#### [INSTRUCTION]
Quote every line as given.

#### [GIVEN ENTRIES]
□ □ □ □
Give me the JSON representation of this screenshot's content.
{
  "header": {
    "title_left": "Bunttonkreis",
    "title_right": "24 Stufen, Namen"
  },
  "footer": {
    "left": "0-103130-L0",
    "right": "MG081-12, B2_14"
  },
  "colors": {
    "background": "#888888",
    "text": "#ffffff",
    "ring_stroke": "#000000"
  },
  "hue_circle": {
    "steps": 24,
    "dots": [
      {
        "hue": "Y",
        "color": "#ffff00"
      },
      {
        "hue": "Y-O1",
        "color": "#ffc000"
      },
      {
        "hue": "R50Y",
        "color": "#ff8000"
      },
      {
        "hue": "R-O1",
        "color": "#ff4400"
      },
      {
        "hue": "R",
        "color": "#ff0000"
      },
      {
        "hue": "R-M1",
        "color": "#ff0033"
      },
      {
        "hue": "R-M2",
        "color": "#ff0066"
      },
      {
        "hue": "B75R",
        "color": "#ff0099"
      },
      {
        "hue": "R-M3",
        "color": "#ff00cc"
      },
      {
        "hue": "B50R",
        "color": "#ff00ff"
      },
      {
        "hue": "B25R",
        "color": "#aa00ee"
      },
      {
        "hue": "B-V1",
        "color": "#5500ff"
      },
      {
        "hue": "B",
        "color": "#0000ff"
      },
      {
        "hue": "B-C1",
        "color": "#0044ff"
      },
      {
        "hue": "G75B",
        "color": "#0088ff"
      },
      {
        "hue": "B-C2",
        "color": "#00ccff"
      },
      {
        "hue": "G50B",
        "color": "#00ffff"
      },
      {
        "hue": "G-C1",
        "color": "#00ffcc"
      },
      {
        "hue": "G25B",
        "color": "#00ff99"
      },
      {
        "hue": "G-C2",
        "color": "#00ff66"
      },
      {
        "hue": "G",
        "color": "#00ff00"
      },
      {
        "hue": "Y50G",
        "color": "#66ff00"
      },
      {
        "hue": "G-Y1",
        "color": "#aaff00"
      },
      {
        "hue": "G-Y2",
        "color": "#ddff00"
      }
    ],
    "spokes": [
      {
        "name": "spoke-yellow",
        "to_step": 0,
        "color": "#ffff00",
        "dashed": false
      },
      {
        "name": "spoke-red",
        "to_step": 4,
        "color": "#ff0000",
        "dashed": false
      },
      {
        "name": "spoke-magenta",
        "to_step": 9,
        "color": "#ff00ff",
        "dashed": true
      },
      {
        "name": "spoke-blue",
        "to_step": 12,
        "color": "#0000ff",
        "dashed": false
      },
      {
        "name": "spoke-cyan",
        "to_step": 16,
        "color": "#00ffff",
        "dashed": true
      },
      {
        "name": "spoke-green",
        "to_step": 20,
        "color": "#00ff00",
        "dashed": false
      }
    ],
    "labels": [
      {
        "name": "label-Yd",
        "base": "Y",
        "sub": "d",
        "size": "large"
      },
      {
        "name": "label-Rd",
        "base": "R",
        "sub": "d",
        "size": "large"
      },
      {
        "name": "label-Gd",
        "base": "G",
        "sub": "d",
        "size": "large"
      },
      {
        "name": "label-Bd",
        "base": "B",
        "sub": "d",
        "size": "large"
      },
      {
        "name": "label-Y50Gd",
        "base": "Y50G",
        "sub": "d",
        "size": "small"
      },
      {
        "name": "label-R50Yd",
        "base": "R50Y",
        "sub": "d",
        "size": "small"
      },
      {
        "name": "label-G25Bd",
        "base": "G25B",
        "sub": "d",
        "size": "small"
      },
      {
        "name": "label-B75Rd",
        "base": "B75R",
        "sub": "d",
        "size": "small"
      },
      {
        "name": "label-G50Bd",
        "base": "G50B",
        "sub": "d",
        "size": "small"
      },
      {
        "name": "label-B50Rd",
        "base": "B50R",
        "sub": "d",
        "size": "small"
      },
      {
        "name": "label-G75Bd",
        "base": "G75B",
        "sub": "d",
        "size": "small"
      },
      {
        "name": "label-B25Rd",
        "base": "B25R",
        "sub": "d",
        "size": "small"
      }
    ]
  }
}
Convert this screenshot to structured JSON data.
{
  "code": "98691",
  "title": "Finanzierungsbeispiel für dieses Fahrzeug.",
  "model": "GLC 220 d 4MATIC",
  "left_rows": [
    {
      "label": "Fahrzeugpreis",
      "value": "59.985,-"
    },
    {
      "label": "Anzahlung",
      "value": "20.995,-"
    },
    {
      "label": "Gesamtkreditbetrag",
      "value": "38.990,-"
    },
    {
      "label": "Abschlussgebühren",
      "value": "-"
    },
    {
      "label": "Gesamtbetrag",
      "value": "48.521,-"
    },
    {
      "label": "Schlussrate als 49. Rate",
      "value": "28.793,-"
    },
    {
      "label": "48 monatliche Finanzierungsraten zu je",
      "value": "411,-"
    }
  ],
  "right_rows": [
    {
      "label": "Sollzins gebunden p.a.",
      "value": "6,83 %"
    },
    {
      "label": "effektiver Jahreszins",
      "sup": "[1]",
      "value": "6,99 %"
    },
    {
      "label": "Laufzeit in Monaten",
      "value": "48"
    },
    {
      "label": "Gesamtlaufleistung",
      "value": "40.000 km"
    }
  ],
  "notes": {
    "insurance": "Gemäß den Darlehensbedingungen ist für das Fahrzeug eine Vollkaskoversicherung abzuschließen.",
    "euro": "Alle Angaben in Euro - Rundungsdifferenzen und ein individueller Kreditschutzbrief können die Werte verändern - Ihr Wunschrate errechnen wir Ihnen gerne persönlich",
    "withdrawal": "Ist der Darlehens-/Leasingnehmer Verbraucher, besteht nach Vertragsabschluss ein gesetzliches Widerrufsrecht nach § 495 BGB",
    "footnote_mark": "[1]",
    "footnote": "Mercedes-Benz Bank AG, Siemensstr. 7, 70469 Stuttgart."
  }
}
□ □ □ □
#### [ANSWER BELOW]
Give me the JSON representation of this screenshot's content.
{
  "header": {
    "title_left": "Bunttonkreis",
    "title_right": "24 Stufen, Namen"
  },
  "footer": {
    "left": "0-103130-L0",
    "right": "MG081-12, B2_14"
  },
  "colors": {
    "background": "#888888",
    "text": "#ffffff",
    "ring_stroke": "#000000"
  },
  "hue_circle": {
    "steps": 24,
    "dots": [
      {
        "hue": "Y",
        "color": "#ffff00"
      },
      {
        "hue": "Y-O1",
        "color": "#ffc000"
      },
      {
        "hue": "R50Y",
        "color": "#ff8000"
      },
      {
        "hue": "R-O1",
        "color": "#ff4400"
      },
      {
        "hue": "R",
        "color": "#ff0000"
      },
      {
        "hue": "R-M1",
        "color": "#ff0033"
      },
      {
        "hue": "R-M2",
        "color": "#ff0066"
      },
      {
        "hue": "B75R",
        "color": "#ff0099"
      },
      {
        "hue": "R-M3",
        "color": "#ff00cc"
      },
      {
        "hue": "B50R",
        "color": "#ff00ff"
      },
      {
        "hue": "B25R",
        "color": "#aa00ee"
      },
      {
        "hue": "B-V1",
        "color": "#5500ff"
      },
      {
        "hue": "B",
        "color": "#0000ff"
      },
      {
        "hue": "B-C1",
        "color": "#0044ff"
      },
      {
        "hue": "G75B",
        "color": "#0088ff"
      },
      {
        "hue": "B-C2",
        "color": "#00ccff"
      },
      {
        "hue": "G50B",
        "color": "#00ffff"
      },
      {
        "hue": "G-C1",
        "color": "#00ffcc"
      },
      {
        "hue": "G25B",
        "color": "#00ff99"
      },
      {
        "hue": "G-C2",
        "color": "#00ff66"
      },
      {
        "hue": "G",
        "color": "#00ff00"
      },
      {
        "hue": "Y50G",
        "color": "#66ff00"
      },
      {
        "hue": "G-Y1",
        "color": "#aaff00"
      },
      {
        "hue": "G-Y2",
        "color": "#ddff00"
      }
    ],
    "spokes": [
      {
        "name": "spoke-yellow",
        "to_step": 0,
        "color": "#ffff00",
        "dashed": false
      },
      {
        "name": "spoke-red",
        "to_step": 4,
        "color": "#ff0000",
        "dashed": false
      },
      {
        "name": "spoke-magenta",
        "to_step": 9,
        "color": "#ff00ff",
        "dashed": true
      },
      {
        "name": "spoke-blue",
        "to_step": 12,
        "color": "#0000ff",
        "dashed": false
      },
      {
        "name": "spoke-cyan",
        "to_step": 16,
        "color": "#00ffff",
        "dashed": true
      },
      {
        "name": "spoke-green",
        "to_step": 20,
        "color": "#00ff00",
        "dashed": false
      }
    ],
    "labels": [
      {
        "name": "label-Yd",
        "base": "Y",
        "sub": "d",
        "size": "large"
      },
      {
        "name": "label-Rd",
        "base": "R",
        "sub": "d",
        "size": "large"
      },
      {
        "name": "label-Gd",
        "base": "G",
        "sub": "d",
        "size": "large"
      },
      {
        "name": "label-Bd",
        "base": "B",
        "sub": "d",
        "size": "large"
      },
      {
        "name": "label-Y50Gd",
        "base": "Y50G",
        "sub": "d",
        "size": "small"
      },
      {
        "name": "label-R50Yd",
        "base": "R50Y",
        "sub": "d",
        "size": "small"
      },
      {
        "name": "label-G25Bd",
        "base": "G25B",
        "sub": "d",
        "size": "small"
      },
      {
        "name": "label-B75Rd",
        "base": "B75R",
        "sub": "d",
        "size": "small"
      },
      {
        "name": "label-G50Bd",
        "base": "G50B",
        "sub": "d",
        "size": "small"
      },
      {
        "name": "label-B50Rd",
        "base": "B50R",
        "sub": "d",
        "size": "small"
      },
      {
        "name": "label-G75Bd",
        "base": "G75B",
        "sub": "d",
        "size": "small"
      },
      {
        "name": "label-B25Rd",
        "base": "B25R",
        "sub": "d",
        "size": "small"
      }
    ]
  }
}
Convert this screenshot to structured JSON data.
{
  "code": "98691",
  "title": "Finanzierungsbeispiel für dieses Fahrzeug.",
  "model": "GLC 220 d 4MATIC",
  "left_rows": [
    {
      "label": "Fahrzeugpreis",
      "value": "59.985,-"
    },
    {
      "label": "Anzahlung",
      "value": "20.995,-"
    },
    {
      "label": "Gesamtkreditbetrag",
      "value": "38.990,-"
    },
    {
      "label": "Abschlussgebühren",
      "value": "-"
    },
    {
      "label": "Gesamtbetrag",
      "value": "48.521,-"
    },
    {
      "label": "Schlussrate als 49. Rate",
      "value": "28.793,-"
    },
    {
      "label": "48 monatliche Finanzierungsraten zu je",
      "value": "411,-"
    }
  ],
  "right_rows": [
    {
      "label": "Sollzins gebunden p.a.",
      "value": "6,83 %"
    },
    {
      "label": "effektiver Jahreszins",
      "sup": "[1]",
      "value": "6,99 %"
    },
    {
      "label": "Laufzeit in Monaten",
      "value": "48"
    },
    {
      "label": "Gesamtlaufleistung",
      "value": "40.000 km"
    }
  ],
  "notes": {
    "insurance": "Gemäß den Darlehensbedingungen ist für das Fahrzeug eine Vollkaskoversicherung abzuschließen.",
    "euro": "Alle Angaben in Euro - Rundungsdifferenzen und ein individueller Kreditschutzbrief können die Werte verändern - Ihr Wunschrate errechnen wir Ihnen gerne persönlich",
    "withdrawal": "Ist der Darlehens-/Leasingnehmer Verbraucher, besteht nach Vertragsabschluss ein gesetzliches Widerrufsrecht nach § 495 BGB",
    "footnote_mark": "[1]",
    "footnote": "Mercedes-Benz Bank AG, Siemensstr. 7, 70469 Stuttgart."
  }
}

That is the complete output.